* **Task details**
Print each line of the listing once more, precisely as given.
○ ○ ○
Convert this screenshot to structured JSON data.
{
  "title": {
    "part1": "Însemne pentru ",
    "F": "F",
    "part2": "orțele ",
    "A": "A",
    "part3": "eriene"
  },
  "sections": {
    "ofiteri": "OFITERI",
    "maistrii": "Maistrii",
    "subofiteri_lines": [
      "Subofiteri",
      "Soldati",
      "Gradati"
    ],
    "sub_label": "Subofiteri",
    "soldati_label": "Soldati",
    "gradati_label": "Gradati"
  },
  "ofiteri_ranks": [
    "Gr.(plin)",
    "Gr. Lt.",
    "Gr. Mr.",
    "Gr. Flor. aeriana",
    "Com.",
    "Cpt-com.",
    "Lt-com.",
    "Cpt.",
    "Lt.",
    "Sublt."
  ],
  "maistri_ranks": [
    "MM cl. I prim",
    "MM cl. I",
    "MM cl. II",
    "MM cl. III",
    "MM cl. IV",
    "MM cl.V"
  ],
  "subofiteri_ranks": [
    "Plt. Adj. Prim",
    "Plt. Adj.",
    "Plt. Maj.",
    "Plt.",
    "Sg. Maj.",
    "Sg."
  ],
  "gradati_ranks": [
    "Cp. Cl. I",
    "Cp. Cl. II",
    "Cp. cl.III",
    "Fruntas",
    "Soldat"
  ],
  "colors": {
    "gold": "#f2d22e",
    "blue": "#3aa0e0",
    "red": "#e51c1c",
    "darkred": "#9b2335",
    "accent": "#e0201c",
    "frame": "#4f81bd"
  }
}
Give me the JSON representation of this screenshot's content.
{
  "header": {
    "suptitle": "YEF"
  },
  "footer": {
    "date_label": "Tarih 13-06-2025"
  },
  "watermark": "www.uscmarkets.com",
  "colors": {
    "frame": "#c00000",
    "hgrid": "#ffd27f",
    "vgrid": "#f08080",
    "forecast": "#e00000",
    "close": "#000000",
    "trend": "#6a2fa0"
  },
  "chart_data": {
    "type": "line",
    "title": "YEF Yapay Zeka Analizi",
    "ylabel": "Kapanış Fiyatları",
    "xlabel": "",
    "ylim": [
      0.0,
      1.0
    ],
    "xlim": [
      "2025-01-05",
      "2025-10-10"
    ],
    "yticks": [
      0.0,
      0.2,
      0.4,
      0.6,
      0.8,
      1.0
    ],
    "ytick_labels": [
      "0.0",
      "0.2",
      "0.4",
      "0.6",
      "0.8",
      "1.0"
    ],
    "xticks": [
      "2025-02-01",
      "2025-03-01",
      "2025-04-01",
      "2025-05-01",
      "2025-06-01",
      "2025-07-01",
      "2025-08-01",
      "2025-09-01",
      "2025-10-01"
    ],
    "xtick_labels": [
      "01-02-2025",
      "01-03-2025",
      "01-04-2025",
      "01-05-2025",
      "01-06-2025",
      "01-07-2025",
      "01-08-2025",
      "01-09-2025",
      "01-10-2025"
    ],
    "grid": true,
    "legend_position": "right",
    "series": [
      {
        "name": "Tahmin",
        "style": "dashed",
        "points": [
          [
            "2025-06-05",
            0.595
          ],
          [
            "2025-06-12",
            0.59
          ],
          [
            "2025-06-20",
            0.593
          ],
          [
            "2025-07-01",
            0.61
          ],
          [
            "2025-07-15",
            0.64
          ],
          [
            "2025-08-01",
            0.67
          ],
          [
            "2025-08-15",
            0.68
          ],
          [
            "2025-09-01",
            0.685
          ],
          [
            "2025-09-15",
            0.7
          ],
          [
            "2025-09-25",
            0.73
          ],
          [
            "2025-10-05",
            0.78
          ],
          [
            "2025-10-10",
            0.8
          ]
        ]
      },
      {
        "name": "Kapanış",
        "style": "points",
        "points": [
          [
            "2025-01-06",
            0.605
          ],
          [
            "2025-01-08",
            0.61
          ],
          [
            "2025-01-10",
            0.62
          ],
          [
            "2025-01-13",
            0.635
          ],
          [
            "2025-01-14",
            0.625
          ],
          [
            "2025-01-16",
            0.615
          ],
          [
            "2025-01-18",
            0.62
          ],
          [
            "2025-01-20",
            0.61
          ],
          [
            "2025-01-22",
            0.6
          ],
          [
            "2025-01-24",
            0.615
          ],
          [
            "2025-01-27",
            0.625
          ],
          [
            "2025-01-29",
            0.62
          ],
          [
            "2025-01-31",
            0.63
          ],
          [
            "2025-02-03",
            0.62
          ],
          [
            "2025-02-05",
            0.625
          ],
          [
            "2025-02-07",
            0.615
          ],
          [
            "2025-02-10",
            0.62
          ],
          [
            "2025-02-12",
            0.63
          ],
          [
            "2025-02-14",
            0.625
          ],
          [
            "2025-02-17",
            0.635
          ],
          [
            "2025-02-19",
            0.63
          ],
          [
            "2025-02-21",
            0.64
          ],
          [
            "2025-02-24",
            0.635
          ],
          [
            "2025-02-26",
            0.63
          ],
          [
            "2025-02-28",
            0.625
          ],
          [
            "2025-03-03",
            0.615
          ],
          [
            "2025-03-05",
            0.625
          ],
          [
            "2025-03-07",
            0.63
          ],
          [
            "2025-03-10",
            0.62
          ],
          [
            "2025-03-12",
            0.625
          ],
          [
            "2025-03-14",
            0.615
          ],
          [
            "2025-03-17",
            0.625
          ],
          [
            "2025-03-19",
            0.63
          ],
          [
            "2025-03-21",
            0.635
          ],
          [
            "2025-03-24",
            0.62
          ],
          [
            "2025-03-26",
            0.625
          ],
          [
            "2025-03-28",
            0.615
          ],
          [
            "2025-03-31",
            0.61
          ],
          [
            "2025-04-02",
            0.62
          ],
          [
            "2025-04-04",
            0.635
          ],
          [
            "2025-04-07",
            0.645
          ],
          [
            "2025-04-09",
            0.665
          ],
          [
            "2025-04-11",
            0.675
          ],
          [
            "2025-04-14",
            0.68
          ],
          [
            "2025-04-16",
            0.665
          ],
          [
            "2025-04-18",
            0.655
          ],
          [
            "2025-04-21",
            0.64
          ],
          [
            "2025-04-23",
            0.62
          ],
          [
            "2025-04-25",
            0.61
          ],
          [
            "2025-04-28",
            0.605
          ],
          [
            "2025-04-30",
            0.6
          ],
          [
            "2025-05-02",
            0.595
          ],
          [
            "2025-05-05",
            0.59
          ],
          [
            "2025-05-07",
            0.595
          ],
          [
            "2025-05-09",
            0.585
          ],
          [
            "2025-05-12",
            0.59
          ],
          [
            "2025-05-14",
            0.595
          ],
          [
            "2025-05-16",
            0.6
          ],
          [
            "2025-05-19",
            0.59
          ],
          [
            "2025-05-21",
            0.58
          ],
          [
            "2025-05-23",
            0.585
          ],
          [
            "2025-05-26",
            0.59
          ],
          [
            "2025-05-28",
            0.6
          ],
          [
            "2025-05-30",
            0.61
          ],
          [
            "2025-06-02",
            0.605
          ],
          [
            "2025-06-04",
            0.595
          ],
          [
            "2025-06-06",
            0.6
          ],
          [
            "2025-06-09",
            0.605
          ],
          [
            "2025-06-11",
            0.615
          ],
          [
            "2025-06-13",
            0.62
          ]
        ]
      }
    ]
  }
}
○ ○ ○
* **Result of the exercise**
Convert this screenshot to structured JSON data.
{
  "title": {
    "part1": "Însemne pentru ",
    "F": "F",
    "part2": "orțele ",
    "A": "A",
    "part3": "eriene"
  },
  "sections": {
    "ofiteri": "OFITERI",
    "maistrii": "Maistrii",
    "subofiteri_lines": [
      "Subofiteri",
      "Soldati",
      "Gradati"
    ],
    "sub_label": "Subofiteri",
    "soldati_label": "Soldati",
    "gradati_label": "Gradati"
  },
  "ofiteri_ranks": [
    "Gr.(plin)",
    "Gr. Lt.",
    "Gr. Mr.",
    "Gr. Flor. aeriana",
    "Com.",
    "Cpt-com.",
    "Lt-com.",
    "Cpt.",
    "Lt.",
    "Sublt."
  ],
  "maistri_ranks": [
    "MM cl. I prim",
    "MM cl. I",
    "MM cl. II",
    "MM cl. III",
    "MM cl. IV",
    "MM cl.V"
  ],
  "subofiteri_ranks": [
    "Plt. Adj. Prim",
    "Plt. Adj.",
    "Plt. Maj.",
    "Plt.",
    "Sg. Maj.",
    "Sg."
  ],
  "gradati_ranks": [
    "Cp. Cl. I",
    "Cp. Cl. II",
    "Cp. cl.III",
    "Fruntas",
    "Soldat"
  ],
  "colors": {
    "gold": "#f2d22e",
    "blue": "#3aa0e0",
    "red": "#e51c1c",
    "darkred": "#9b2335",
    "accent": "#e0201c",
    "frame": "#4f81bd"
  }
}
Give me the JSON representation of this screenshot's content.
{
  "header": {
    "suptitle": "YEF"
  },
  "footer": {
    "date_label": "Tarih 13-06-2025"
  },
  "watermark": "www.uscmarkets.com",
  "colors": {
    "frame": "#c00000",
    "hgrid": "#ffd27f",
    "vgrid": "#f08080",
    "forecast": "#e00000",
    "close": "#000000",
    "trend": "#6a2fa0"
  },
  "chart_data": {
    "type": "line",
    "title": "YEF Yapay Zeka Analizi",
    "ylabel": "Kapanış Fiyatları",
    "xlabel": "",
    "ylim": [
      0.0,
      1.0
    ],
    "xlim": [
      "2025-01-05",
      "2025-10-10"
    ],
    "yticks": [
      0.0,
      0.2,
      0.4,
      0.6,
      0.8,
      1.0
    ],
    "ytick_labels": [
      "0.0",
      "0.2",
      "0.4",
      "0.6",
      "0.8",
      "1.0"
    ],
    "xticks": [
      "2025-02-01",
      "2025-03-01",
      "2025-04-01",
      "2025-05-01",
      "2025-06-01",
      "2025-07-01",
      "2025-08-01",
      "2025-09-01",
      "2025-10-01"
    ],
    "xtick_labels": [
      "01-02-2025",
      "01-03-2025",
      "01-04-2025",
      "01-05-2025",
      "01-06-2025",
      "01-07-2025",
      "01-08-2025",
      "01-09-2025",
      "01-10-2025"
    ],
    "grid": true,
    "legend_position": "right",
    "series": [
      {
        "name": "Tahmin",
        "style": "dashed",
        "points": [
          [
            "2025-06-05",
            0.595
          ],
          [
            "2025-06-12",
            0.59
          ],
          [
            "2025-06-20",
            0.593
          ],
          [
            "2025-07-01",
            0.61
          ],
          [
            "2025-07-15",
            0.64
          ],
          [
            "2025-08-01",
            0.67
          ],
          [
            "2025-08-15",
            0.68
          ],
          [
            "2025-09-01",
            0.685
          ],
          [
            "2025-09-15",
            0.7
          ],
          [
            "2025-09-25",
            0.73
          ],
          [
            "2025-10-05",
            0.78
          ],
          [
            "2025-10-10",
            0.8
          ]
        ]
      },
      {
        "name": "Kapanış",
        "style": "points",
        "points": [
          [
            "2025-01-06",
            0.605
          ],
          [
            "2025-01-08",
            0.61
          ],
          [
            "2025-01-10",
            0.62
          ],
          [
            "2025-01-13",
            0.635
          ],
          [
            "2025-01-14",
            0.625
          ],
          [
            "2025-01-16",
            0.615
          ],
          [
            "2025-01-18",
            0.62
          ],
          [
            "2025-01-20",
            0.61
          ],
          [
            "2025-01-22",
            0.6
          ],
          [
            "2025-01-24",
            0.615
          ],
          [
            "2025-01-27",
            0.625
          ],
          [
            "2025-01-29",
            0.62
          ],
          [
            "2025-01-31",
            0.63
          ],
          [
            "2025-02-03",
            0.62
          ],
          [
            "2025-02-05",
            0.625
          ],
          [
            "2025-02-07",
            0.615
          ],
          [
            "2025-02-10",
            0.62
          ],
          [
            "2025-02-12",
            0.63
          ],
          [
            "2025-02-14",
            0.625
          ],
          [
            "2025-02-17",
            0.635
          ],
          [
            "2025-02-19",
            0.63
          ],
          [
            "2025-02-21",
            0.64
          ],
          [
            "2025-02-24",
            0.635
          ],
          [
            "2025-02-26",
            0.63
          ],
          [
            "2025-02-28",
            0.625
          ],
          [
            "2025-03-03",
            0.615
          ],
          [
            "2025-03-05",
            0.625
          ],
          [
            "2025-03-07",
            0.63
          ],
          [
            "2025-03-10",
            0.62
          ],
          [
            "2025-03-12",
            0.625
          ],
          [
            "2025-03-14",
            0.615
          ],
          [
            "2025-03-17",
            0.625
          ],
          [
            "2025-03-19",
            0.63
          ],
          [
            "2025-03-21",
            0.635
          ],
          [
            "2025-03-24",
            0.62
          ],
          [
            "2025-03-26",
            0.625
          ],
          [
            "2025-03-28",
            0.615
          ],
          [
            "2025-03-31",
            0.61
          ],
          [
            "2025-04-02",
            0.62
          ],
          [
            "2025-04-04",
            0.635
          ],
          [
            "2025-04-07",
            0.645
          ],
          [
            "2025-04-09",
            0.665
          ],
          [
            "2025-04-11",
            0.675
          ],
          [
            "2025-04-14",
            0.68
          ],
          [
            "2025-04-16",
            0.665
          ],
          [
            "2025-04-18",
            0.655
          ],
          [
            "2025-04-21",
            0.64
          ],
          [
            "2025-04-23",
            0.62
          ],
          [
            "2025-04-25",
            0.61
          ],
          [
            "2025-04-28",
            0.605
          ],
          [
            "2025-04-30",
            0.6
          ],
          [
            "2025-05-02",
            0.595
          ],
          [
            "2025-05-05",
            0.59
          ],
          [
            "2025-05-07",
            0.595
          ],
          [
            "2025-05-09",
            0.585
          ],
          [
            "2025-05-12",
            0.59
          ],
          [
            "2025-05-14",
            0.595
          ],
          [
            "2025-05-16",
            0.6
          ],
          [
            "2025-05-19",
            0.59
          ],
          [
            "2025-05-21",
            0.58
          ],
          [
            "2025-05-23",
            0.585
          ],
          [
            "2025-05-26",
            0.59
          ],
          [
            "2025-05-28",
            0.6
          ],
          [
            "2025-05-30",
            0.61
          ],
          [
            "2025-06-02",
            0.605
          ],
          [
            "2025-06-04",
            0.595
          ],
          [
            "2025-06-06",
            0.6
          ],
          [
            "2025-06-09",
            0.605
          ],
          [
            "2025-06-11",
            0.615
          ],
          [
            "2025-06-13",
            0.62
          ]
        ]
      }
    ]
  }
}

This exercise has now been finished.